> **Written problem**:
Find every line in the records that holds the string "stiklo". Copy each one.

Dataset items

[START]

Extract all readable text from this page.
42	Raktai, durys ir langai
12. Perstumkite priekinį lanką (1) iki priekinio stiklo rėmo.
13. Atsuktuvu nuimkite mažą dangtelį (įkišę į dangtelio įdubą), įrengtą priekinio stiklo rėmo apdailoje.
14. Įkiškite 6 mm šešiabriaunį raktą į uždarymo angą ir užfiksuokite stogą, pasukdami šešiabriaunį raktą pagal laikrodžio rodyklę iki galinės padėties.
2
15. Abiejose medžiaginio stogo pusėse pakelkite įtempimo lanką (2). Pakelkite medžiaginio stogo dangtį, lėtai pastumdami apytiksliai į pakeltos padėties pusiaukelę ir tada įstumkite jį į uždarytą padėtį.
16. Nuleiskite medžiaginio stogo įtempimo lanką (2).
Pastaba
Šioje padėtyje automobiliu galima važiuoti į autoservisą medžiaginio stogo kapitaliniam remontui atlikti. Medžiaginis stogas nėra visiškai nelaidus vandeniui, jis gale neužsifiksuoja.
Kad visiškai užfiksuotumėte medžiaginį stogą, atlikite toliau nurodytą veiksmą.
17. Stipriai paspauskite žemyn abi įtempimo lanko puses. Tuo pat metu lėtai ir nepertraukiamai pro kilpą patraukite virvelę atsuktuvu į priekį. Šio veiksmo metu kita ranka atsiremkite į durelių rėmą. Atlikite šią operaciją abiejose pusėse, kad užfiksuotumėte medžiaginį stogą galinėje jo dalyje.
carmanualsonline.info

[END]

> **Result for this task**:
12. Perstumkite priekinį lanką (1) iki priekinio stiklo rėmo.
13. Atsuktuvu nuimkite mažą dangtelį (įkišę į dangtelio įdubą), įrengtą priekinio stiklo rėmo apdailoje.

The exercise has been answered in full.